Goal:
Whenever a line below holds the word "废气处理工", copy that line.

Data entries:
■ ■ ■ ■ ■

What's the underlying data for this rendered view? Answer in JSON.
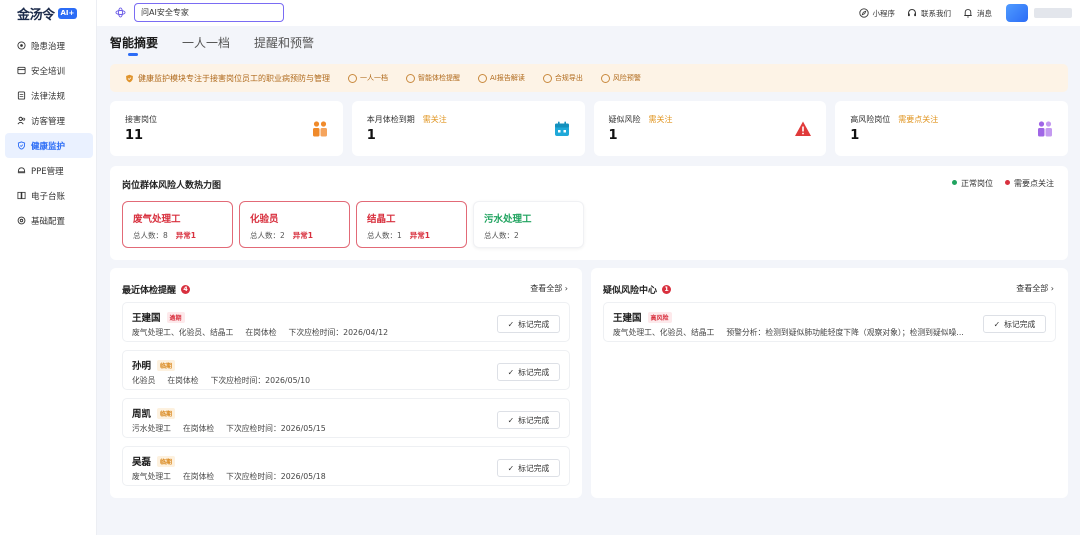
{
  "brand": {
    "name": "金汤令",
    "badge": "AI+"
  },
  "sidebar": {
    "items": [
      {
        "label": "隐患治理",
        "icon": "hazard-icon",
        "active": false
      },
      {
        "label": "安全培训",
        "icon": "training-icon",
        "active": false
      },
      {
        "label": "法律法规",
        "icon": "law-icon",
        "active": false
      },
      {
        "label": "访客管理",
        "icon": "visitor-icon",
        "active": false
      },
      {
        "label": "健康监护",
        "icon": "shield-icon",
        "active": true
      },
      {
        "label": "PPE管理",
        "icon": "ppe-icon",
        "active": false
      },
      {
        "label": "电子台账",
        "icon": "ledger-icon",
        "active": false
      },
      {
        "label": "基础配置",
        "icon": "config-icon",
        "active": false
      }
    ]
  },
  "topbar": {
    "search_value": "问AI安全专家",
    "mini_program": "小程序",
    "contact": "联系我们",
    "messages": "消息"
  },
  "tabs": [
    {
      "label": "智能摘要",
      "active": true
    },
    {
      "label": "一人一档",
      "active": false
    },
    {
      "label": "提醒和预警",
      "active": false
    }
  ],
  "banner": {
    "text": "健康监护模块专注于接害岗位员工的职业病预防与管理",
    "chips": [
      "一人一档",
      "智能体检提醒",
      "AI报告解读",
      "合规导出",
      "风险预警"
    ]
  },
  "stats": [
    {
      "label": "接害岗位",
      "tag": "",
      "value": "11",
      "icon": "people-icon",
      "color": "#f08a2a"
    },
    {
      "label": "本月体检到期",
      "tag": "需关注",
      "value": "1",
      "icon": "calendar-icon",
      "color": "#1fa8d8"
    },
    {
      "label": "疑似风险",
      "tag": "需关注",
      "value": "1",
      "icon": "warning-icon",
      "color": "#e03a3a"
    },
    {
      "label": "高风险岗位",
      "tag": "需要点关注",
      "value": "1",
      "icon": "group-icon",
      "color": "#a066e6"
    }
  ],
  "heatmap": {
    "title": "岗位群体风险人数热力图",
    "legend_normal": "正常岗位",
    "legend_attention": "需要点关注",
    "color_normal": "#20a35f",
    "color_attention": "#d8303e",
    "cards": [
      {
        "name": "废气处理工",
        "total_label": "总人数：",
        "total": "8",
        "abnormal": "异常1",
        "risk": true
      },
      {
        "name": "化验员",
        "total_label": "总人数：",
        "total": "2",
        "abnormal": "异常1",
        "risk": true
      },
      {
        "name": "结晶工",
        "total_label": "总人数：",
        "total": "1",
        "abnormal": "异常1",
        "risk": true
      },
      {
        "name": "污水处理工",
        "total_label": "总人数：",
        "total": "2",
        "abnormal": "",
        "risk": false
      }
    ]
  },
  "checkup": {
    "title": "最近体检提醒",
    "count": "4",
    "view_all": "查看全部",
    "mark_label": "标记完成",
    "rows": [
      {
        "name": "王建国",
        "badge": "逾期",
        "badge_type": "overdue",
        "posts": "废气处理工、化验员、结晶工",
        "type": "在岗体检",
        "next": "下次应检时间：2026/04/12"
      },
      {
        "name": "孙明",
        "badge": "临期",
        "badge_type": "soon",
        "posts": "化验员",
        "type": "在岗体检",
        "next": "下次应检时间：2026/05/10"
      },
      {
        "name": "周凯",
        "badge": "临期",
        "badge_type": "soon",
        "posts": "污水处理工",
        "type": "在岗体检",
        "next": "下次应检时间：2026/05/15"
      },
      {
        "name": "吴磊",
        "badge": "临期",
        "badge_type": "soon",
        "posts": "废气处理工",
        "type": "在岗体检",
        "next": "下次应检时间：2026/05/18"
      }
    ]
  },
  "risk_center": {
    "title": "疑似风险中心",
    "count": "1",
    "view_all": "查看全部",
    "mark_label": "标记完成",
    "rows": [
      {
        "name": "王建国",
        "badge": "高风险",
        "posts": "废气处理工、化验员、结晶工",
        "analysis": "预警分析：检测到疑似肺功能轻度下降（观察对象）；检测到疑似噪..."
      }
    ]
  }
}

■ ■ ■ ■ ■

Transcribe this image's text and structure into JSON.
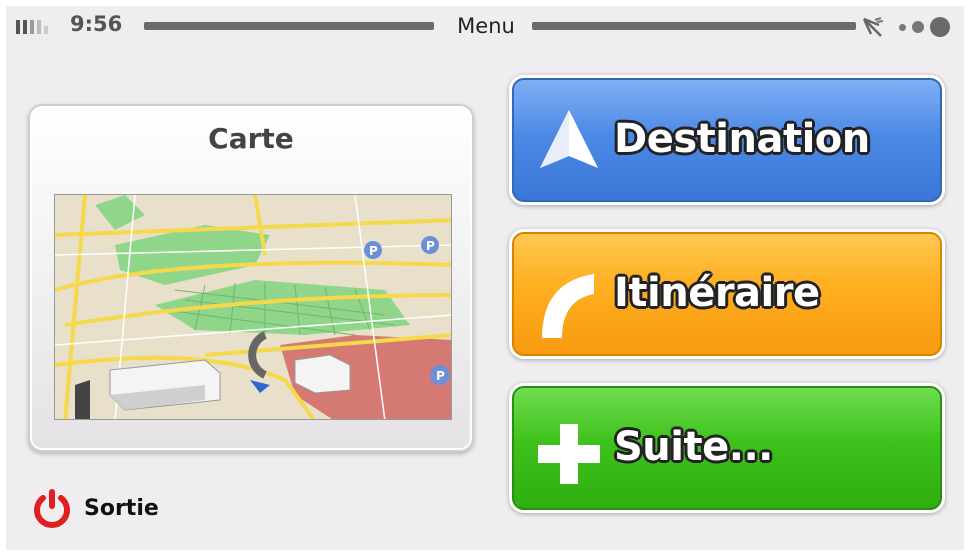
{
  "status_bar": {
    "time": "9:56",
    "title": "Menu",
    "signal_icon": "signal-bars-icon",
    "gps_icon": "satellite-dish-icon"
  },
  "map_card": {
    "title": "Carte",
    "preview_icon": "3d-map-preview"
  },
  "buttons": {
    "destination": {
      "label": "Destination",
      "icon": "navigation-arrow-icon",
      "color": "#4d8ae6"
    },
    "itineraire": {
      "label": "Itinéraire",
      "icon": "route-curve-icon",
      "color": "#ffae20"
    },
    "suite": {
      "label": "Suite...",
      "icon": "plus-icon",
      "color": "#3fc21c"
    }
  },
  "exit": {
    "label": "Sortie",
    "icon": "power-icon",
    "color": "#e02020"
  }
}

■ ■ ■ ■ ■

Expected answer:
        "name": "废气处理工",
        "posts": "废气处理工、化验员、结晶工",
        "posts": "废气处理工",
        "posts": "废气处理工、化验员、结晶工",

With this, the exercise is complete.